**Problem to solve**
Work out the number of lines with "fill" in them. Reply with that number and no other words.
— start Material provided —
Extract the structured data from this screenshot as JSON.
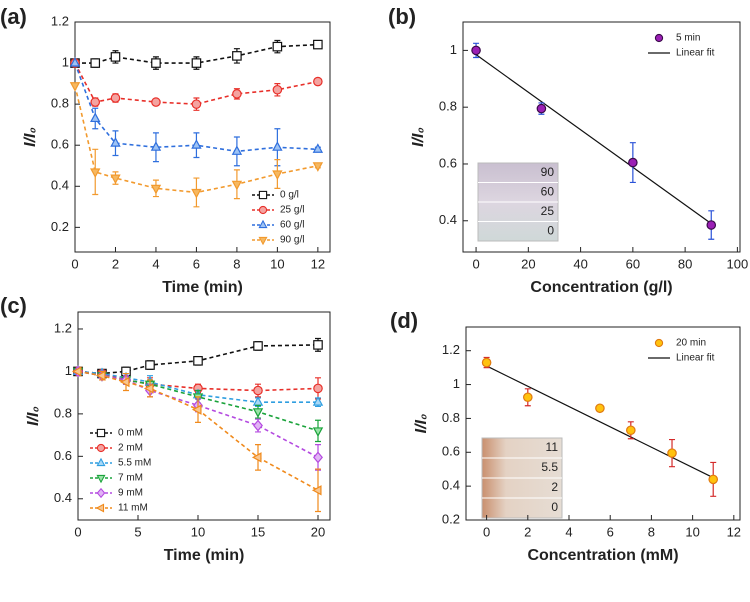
{
  "chart_data": [
    {
      "type": "line",
      "label": "(a)",
      "xlabel": "Time (min)",
      "ylabel": "I/I₀",
      "xlim": [
        0,
        12.6
      ],
      "xticks": [
        0,
        2,
        4,
        6,
        8,
        10,
        12
      ],
      "ylim": [
        0.08,
        1.2
      ],
      "yticks": [
        0.2,
        0.4,
        0.6,
        0.8,
        1,
        1.2
      ],
      "legend": "lower right",
      "x": [
        0,
        1,
        2,
        4,
        6,
        8,
        10,
        12
      ],
      "series": [
        {
          "name": "0 g/l",
          "color": "#111111",
          "fill": "#ffffff",
          "marker": "square",
          "values": [
            1.0,
            1.0,
            1.03,
            1.0,
            1.0,
            1.035,
            1.08,
            1.09
          ],
          "errors": [
            0,
            0.02,
            0.03,
            0.03,
            0.03,
            0.035,
            0.03,
            0.01
          ]
        },
        {
          "name": "25 g/l",
          "color": "#e8302a",
          "fill": "#f4a3a0",
          "marker": "circle",
          "values": [
            1.0,
            0.81,
            0.83,
            0.81,
            0.8,
            0.85,
            0.87,
            0.91
          ],
          "errors": [
            0,
            0.02,
            0.02,
            0.015,
            0.03,
            0.025,
            0.03,
            0.01
          ]
        },
        {
          "name": "60 g/l",
          "color": "#2f6fdd",
          "fill": "#9ec3f4",
          "marker": "triangle-up",
          "values": [
            1.0,
            0.73,
            0.61,
            0.59,
            0.6,
            0.57,
            0.59,
            0.58
          ],
          "errors": [
            0,
            0.05,
            0.06,
            0.07,
            0.06,
            0.07,
            0.09,
            0.01
          ]
        },
        {
          "name": "90 g/l",
          "color": "#f29a2e",
          "fill": "#f6b860",
          "marker": "triangle-down",
          "values": [
            0.89,
            0.47,
            0.44,
            0.39,
            0.37,
            0.41,
            0.46,
            0.5
          ],
          "errors": [
            0,
            0.11,
            0.03,
            0.04,
            0.07,
            0.07,
            0.07,
            0.01
          ]
        }
      ]
    },
    {
      "type": "scatter",
      "label": "(b)",
      "xlabel": "Concentration (g/l)",
      "ylabel": "I/I₀",
      "xlim": [
        -5,
        101
      ],
      "xticks": [
        0,
        20,
        40,
        60,
        80,
        100
      ],
      "ylim": [
        0.29,
        1.1
      ],
      "yticks": [
        0.4,
        0.6,
        0.8,
        1
      ],
      "legend": "upper right",
      "x": [
        0,
        25,
        60,
        90
      ],
      "series": [
        {
          "name": "5 min",
          "color": "#9b1fb5",
          "edge": "#3a0a4a",
          "error_color": "#2a52d8",
          "marker": "circle",
          "values": [
            1.0,
            0.795,
            0.605,
            0.385
          ],
          "errors": [
            0.025,
            0.02,
            0.07,
            0.05
          ]
        }
      ],
      "fit": {
        "name": "Linear fit",
        "color": "#111111",
        "x": [
          0,
          90
        ],
        "values": [
          0.985,
          0.39
        ]
      },
      "inset_labels": [
        "90",
        "60",
        "25",
        "0"
      ]
    },
    {
      "type": "line",
      "label": "(c)",
      "xlabel": "Time (min)",
      "ylabel": "I/I₀",
      "xlim": [
        0,
        21
      ],
      "xticks": [
        0,
        5,
        10,
        15,
        20
      ],
      "ylim": [
        0.3,
        1.28
      ],
      "yticks": [
        0.4,
        0.6,
        0.8,
        1,
        1.2
      ],
      "legend": "lower left",
      "x": [
        0,
        2,
        4,
        6,
        10,
        15,
        20
      ],
      "series": [
        {
          "name": "0 mM",
          "color": "#111111",
          "fill": "#ffffff",
          "marker": "square",
          "values": [
            1.0,
            0.99,
            1.0,
            1.03,
            1.05,
            1.12,
            1.125
          ],
          "errors": [
            0,
            0,
            0.02,
            0.02,
            0.02,
            0.02,
            0.03
          ]
        },
        {
          "name": "2 mM",
          "color": "#e8302a",
          "fill": "#f4a3a0",
          "marker": "circle",
          "values": [
            1.0,
            0.99,
            0.96,
            0.94,
            0.92,
            0.91,
            0.92
          ],
          "errors": [
            0,
            0.01,
            0.02,
            0.03,
            0.02,
            0.03,
            0.05
          ]
        },
        {
          "name": "5.5 mM",
          "color": "#2f9ee0",
          "fill": "#a8d8f6",
          "marker": "triangle-up",
          "values": [
            1.0,
            0.99,
            0.97,
            0.95,
            0.89,
            0.855,
            0.855
          ],
          "errors": [
            0,
            0.01,
            0.02,
            0.03,
            0.02,
            0.02,
            0.02
          ]
        },
        {
          "name": "7 mM",
          "color": "#1aa33b",
          "fill": "#9be3a8",
          "marker": "triangle-down",
          "values": [
            1.0,
            0.98,
            0.96,
            0.94,
            0.88,
            0.81,
            0.72
          ],
          "errors": [
            0,
            0.01,
            0.02,
            0.02,
            0.03,
            0.03,
            0.05
          ]
        },
        {
          "name": "9 mM",
          "color": "#b44ae0",
          "fill": "#e1b4f5",
          "marker": "diamond",
          "values": [
            1.0,
            0.98,
            0.96,
            0.91,
            0.84,
            0.745,
            0.595
          ],
          "errors": [
            0,
            0.01,
            0.02,
            0.03,
            0.03,
            0.03,
            0.06
          ]
        },
        {
          "name": "11 mM",
          "color": "#f08a1c",
          "fill": "#f8c690",
          "marker": "triangle-left",
          "values": [
            1.0,
            0.98,
            0.95,
            0.92,
            0.82,
            0.595,
            0.44
          ],
          "errors": [
            0,
            0.02,
            0.04,
            0.04,
            0.06,
            0.06,
            0.1
          ]
        }
      ]
    },
    {
      "type": "scatter",
      "label": "(d)",
      "xlabel": "Concentration (mM)",
      "ylabel": "I/I₀",
      "xlim": [
        -1,
        12.3
      ],
      "xticks": [
        0,
        2,
        4,
        6,
        8,
        10,
        12
      ],
      "ylim": [
        0.2,
        1.34
      ],
      "yticks": [
        0.2,
        0.4,
        0.6,
        0.8,
        1,
        1.2
      ],
      "legend": "upper right",
      "x": [
        0,
        2,
        5.5,
        7,
        9,
        11
      ],
      "series": [
        {
          "name": "20 min",
          "color": "#ffc20e",
          "edge": "#e07a10",
          "error_color": "#d42a2a",
          "marker": "circle",
          "values": [
            1.13,
            0.925,
            0.86,
            0.73,
            0.595,
            0.44
          ],
          "errors": [
            0.03,
            0.05,
            0.015,
            0.05,
            0.08,
            0.1
          ]
        }
      ],
      "fit": {
        "name": "Linear fit",
        "color": "#111111",
        "x": [
          0,
          11
        ],
        "values": [
          1.11,
          0.45
        ]
      },
      "inset_labels": [
        "11",
        "5.5",
        "2",
        "0"
      ]
    }
  ]
}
— end Material provided —
**Task response**
10